Source passage:
[Start of section]

The hotel and mall were remodeled, with the latter taking over one floor of the underground car park, which was scaled down from 2500 to approximately 1500 spots. The mall now spans 28,800 m2 across three floors, and houses 65 retail outlets. A 4,000 m2 food court was also fitted out. With room for 25 food and beverage outlets, 800 patrons on the main floor and 300 more on a terrace, it was billed as the largest food court in Europe at the time of its 2022 delivery. The office floors located above the mall were rebuilt and expanded into a new 6-storey volume, offering a cumulative surface of circa 13,000 m2.

To secure the city of Paris' approval, URW agreed to contribute new and improved public service facilities to the complex. The library, previously located underground, was moved to a two-storey volume at and above street level, using space previously occupied by a bowling alley and spanning 600 m2. Additionally, it was renamed Bibliothèque Benoîte Groult in honor of the recently deceased author. A new 7-storey building was added to the ensemble, featuring a 630 m2 kindergarten and sixty-two social housing units totaling 4530 m2, built using a wooden framework, ostensibly for improved environmental sustainability.

[End of section]

Work order 1: Translate this sentence from the passage on the complex's remodeling into Spanish: "The mall now spans 28,800 m2 across three floors, and houses 65 retail outlets."
Work order 2: According to the passage on the complex's remodeling, how large is the relocated library's space?
Work order 3: Carry the passage on the complex's remodeling forward from its last sentence.

Dataset extract:
[Start of section]

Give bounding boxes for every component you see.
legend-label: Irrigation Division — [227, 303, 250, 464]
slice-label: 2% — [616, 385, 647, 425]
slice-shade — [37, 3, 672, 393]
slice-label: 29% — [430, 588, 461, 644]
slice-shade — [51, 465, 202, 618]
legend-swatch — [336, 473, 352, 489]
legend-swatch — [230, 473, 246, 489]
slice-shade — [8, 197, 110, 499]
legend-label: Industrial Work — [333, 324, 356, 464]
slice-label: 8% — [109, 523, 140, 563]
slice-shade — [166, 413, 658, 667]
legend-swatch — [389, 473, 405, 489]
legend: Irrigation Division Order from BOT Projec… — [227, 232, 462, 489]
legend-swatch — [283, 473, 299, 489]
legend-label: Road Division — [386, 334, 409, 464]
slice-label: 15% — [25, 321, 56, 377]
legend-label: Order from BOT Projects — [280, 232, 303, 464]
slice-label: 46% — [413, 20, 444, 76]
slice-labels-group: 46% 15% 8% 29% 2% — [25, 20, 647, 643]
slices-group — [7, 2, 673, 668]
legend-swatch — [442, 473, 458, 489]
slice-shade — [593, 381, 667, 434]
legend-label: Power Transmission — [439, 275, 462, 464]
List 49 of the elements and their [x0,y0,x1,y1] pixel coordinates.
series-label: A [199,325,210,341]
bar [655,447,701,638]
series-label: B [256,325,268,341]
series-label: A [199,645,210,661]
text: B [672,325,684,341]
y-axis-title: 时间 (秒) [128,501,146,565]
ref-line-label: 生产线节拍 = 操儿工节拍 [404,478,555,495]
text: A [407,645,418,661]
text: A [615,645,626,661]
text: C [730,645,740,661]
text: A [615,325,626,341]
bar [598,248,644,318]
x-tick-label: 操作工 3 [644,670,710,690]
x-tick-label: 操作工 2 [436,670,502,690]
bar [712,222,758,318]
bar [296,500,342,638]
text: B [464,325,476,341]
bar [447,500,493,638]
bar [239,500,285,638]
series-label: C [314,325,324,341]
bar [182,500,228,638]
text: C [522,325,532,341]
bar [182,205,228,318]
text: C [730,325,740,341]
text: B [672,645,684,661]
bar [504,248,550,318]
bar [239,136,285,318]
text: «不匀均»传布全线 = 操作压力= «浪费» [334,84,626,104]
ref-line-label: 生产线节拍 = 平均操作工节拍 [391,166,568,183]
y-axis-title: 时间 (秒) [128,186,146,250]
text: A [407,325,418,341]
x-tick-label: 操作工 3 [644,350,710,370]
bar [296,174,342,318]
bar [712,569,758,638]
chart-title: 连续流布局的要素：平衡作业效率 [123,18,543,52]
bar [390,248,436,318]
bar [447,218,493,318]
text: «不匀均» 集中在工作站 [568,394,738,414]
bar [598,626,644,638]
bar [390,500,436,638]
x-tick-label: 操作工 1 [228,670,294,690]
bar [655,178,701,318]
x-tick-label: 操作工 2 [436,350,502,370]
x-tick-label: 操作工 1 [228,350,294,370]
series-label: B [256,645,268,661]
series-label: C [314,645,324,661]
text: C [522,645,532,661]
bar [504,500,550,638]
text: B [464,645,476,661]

[End of section]

Written response 1: El centro comercial abarca ahora 28.800 m2 repartidos en tres plantas y alberga 65 establecimientos comerciales.

Written response 2: It spans 600 m2.

Written response 3:
==Defunct venues==

===Ice Rink===
Patinoire Gaité-Montparnasse (lit. 'Gaîté-Montparnasse Ice Rink') was a privately operated ice rink located below ground level. It was touted as the first new rink built in Paris proper since 1930, which omitted the smallish Sporting Victor-Hugo and the then outdoor (later covered) Patinoire Pailleron. From the 1977–78 to the 1979–80 season, it hosted the men's team of Paris' most storied ice hockey club, Français Volants. The rink was phased out during a 1986–89 remodel that followed the hotel's takeover by Méridien, and gave way to an extension of the latter, a new convention center.

===Others===
- A bowling alley and pool hall, which closed in 2010 due to rising rent prices.
- Adison Square Gardel, originally a traditional ballroom with two resident orchestras, its name was a pun on its owners, former big band leader :fr:Fred Adison and chanteuse Gina Gardel. It soon turned to hosting disco nights to satisfy public demand. Could hold at least 200 patrons. Closed during the Méridien remodel.
- Krypton (later New York, New York). This 1,100 m2 club was furnished at a cost of FRF 10 million for a capacity of 900 patrons. It was one of the capital's main disco and funk hotbeds, drawing about 3000 patrons each weekend, and stars of the genre such as Sylvester appeared. According to a Paris guide published by Gault Millau, the Krypton was a known meeting spot for Middle Eastern men and local women looking for transactional encounters, which could usually be arranged for FRF 500 to 2500. More prestigious guests such as Liza Minnelli, Mick Jagger, Princess Stéphanie of Monaco and Jean-Paul Belmondo (who shot part of his film The Loner at Vandamme Nord) also spent evenings there. Closed during the Méridien remodel.